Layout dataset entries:
* * * * * * *

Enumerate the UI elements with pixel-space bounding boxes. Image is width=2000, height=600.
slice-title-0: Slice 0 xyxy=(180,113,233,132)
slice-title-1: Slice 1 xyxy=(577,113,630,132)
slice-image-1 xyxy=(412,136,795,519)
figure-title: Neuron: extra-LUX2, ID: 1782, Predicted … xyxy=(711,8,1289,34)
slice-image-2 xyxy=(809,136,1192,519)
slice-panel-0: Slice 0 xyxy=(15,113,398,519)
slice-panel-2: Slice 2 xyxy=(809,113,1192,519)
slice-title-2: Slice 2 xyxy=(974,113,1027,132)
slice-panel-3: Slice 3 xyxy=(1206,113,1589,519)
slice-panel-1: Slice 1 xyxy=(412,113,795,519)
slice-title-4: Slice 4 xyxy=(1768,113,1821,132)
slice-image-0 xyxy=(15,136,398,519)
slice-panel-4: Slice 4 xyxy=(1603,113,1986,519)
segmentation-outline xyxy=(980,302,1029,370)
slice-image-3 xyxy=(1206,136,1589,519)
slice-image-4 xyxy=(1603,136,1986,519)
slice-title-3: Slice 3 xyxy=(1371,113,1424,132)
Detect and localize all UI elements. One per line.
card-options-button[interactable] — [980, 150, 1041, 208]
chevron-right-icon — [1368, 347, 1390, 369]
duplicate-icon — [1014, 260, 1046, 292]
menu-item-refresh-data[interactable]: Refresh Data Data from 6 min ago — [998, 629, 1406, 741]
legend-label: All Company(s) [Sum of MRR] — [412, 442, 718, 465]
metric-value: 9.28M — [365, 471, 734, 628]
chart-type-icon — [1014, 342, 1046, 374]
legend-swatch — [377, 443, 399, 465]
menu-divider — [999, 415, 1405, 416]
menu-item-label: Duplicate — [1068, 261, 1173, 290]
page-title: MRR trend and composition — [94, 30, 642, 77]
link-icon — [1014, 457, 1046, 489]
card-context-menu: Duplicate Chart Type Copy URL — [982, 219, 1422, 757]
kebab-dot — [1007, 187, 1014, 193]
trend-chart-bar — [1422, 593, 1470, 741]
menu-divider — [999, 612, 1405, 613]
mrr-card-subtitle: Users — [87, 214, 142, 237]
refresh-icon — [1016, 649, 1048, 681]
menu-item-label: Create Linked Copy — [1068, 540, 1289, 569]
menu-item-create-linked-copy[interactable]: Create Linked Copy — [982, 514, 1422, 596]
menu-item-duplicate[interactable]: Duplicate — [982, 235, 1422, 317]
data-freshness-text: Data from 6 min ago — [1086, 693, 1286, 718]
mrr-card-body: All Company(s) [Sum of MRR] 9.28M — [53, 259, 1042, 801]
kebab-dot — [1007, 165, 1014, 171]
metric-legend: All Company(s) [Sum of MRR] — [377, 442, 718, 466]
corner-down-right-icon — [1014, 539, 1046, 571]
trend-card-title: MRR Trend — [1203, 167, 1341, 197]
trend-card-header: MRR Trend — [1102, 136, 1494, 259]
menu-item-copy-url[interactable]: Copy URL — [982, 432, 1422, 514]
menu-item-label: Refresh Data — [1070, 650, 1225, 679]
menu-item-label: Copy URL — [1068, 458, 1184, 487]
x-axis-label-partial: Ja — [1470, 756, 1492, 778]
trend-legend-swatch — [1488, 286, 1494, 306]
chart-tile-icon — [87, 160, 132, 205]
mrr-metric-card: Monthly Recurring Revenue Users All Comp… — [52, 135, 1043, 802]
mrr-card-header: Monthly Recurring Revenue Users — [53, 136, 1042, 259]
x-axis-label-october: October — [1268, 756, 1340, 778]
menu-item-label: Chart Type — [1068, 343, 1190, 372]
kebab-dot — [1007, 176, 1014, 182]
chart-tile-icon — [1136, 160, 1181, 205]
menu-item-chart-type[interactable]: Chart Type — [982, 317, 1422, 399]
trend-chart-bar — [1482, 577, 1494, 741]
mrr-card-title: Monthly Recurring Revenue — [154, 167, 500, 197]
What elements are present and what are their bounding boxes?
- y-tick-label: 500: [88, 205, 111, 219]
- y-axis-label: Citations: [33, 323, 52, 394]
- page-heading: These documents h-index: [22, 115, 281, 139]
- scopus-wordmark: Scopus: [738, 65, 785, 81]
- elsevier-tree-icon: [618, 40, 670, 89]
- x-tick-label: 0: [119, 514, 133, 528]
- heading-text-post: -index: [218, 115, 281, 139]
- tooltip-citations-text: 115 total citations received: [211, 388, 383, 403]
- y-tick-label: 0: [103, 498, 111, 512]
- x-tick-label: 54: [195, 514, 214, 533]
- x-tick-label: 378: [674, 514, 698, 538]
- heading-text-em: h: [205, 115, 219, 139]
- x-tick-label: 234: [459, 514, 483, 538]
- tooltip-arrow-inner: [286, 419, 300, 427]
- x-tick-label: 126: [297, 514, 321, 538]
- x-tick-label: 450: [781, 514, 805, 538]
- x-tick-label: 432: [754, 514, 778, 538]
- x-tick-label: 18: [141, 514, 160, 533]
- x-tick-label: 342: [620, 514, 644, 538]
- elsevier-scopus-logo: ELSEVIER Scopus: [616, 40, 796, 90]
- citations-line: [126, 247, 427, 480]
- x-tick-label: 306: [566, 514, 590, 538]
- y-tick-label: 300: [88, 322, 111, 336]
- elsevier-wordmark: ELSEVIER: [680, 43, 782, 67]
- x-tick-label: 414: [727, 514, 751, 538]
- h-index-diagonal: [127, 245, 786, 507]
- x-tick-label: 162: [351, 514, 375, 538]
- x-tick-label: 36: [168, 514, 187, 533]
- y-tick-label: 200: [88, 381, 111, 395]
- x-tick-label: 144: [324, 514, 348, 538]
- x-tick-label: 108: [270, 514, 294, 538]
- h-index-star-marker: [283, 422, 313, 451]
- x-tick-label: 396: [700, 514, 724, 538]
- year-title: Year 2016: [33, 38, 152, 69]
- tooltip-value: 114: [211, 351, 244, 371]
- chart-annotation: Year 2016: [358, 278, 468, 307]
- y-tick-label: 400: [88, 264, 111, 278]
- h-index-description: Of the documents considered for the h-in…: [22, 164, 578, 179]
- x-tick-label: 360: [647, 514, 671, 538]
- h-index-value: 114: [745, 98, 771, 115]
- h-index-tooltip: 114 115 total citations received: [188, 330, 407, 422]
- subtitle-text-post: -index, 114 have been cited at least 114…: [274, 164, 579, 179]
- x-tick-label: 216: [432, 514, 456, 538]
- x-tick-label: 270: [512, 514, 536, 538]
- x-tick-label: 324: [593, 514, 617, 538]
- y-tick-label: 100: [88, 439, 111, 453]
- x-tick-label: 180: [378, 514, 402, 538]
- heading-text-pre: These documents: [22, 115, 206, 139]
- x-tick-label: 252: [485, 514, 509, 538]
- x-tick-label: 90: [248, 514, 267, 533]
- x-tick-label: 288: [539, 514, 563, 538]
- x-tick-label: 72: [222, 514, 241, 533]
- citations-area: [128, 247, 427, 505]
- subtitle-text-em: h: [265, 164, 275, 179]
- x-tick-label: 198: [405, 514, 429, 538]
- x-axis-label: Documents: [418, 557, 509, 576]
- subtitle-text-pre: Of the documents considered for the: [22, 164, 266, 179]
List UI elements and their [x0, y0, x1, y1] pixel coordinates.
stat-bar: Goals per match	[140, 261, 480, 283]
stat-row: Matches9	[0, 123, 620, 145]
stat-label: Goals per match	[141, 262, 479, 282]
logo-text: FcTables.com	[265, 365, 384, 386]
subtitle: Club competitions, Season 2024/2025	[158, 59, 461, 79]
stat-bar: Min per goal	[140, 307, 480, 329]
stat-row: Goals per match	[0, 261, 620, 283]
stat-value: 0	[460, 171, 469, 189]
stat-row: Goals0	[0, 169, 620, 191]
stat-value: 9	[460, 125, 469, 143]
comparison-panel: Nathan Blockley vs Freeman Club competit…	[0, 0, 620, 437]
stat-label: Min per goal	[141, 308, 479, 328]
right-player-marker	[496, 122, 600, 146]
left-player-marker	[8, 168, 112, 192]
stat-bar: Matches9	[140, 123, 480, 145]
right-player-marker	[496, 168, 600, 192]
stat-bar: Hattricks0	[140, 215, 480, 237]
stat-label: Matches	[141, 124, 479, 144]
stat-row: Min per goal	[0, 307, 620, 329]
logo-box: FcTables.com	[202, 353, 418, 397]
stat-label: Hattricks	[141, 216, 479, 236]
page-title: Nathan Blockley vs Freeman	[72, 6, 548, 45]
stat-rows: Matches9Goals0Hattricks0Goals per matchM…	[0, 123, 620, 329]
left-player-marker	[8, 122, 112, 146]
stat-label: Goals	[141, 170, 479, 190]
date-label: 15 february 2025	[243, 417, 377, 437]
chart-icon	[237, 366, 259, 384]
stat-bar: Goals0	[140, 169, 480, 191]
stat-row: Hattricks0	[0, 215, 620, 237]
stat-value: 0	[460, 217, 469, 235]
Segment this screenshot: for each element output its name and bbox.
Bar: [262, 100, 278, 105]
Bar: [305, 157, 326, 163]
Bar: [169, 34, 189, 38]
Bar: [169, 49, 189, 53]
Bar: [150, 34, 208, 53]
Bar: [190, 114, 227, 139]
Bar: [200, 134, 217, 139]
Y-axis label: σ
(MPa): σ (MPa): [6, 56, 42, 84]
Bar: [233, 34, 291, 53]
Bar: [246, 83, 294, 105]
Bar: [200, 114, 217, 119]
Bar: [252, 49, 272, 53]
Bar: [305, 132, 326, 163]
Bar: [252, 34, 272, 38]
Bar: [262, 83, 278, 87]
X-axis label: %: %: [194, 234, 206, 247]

* * * * * * *

(Exercise instructions):
Write out the data verbatim, beginning with the first line and continuing through the line containing "slice-image-0 xyxy=(15,136,398,519)", including both of those lines.

(Exercise response):
Enumerate the UI elements with pixel-space bounding boxes. Image is width=2000, height=600.
slice-title-0: Slice 0 xyxy=(180,113,233,132)
slice-title-1: Slice 1 xyxy=(577,113,630,132)
slice-image-1 xyxy=(412,136,795,519)
figure-title: Neuron: extra-LUX2, ID: 1782, Predicted … xyxy=(711,8,1289,34)
slice-image-2 xyxy=(809,136,1192,519)
slice-panel-0: Slice 0 xyxy=(15,113,398,519)
slice-panel-2: Slice 2 xyxy=(809,113,1192,519)
slice-title-2: Slice 2 xyxy=(974,113,1027,132)
slice-panel-3: Slice 3 xyxy=(1206,113,1589,519)
slice-panel-1: Slice 1 xyxy=(412,113,795,519)
slice-title-4: Slice 4 xyxy=(1768,113,1821,132)
slice-image-0 xyxy=(15,136,398,519)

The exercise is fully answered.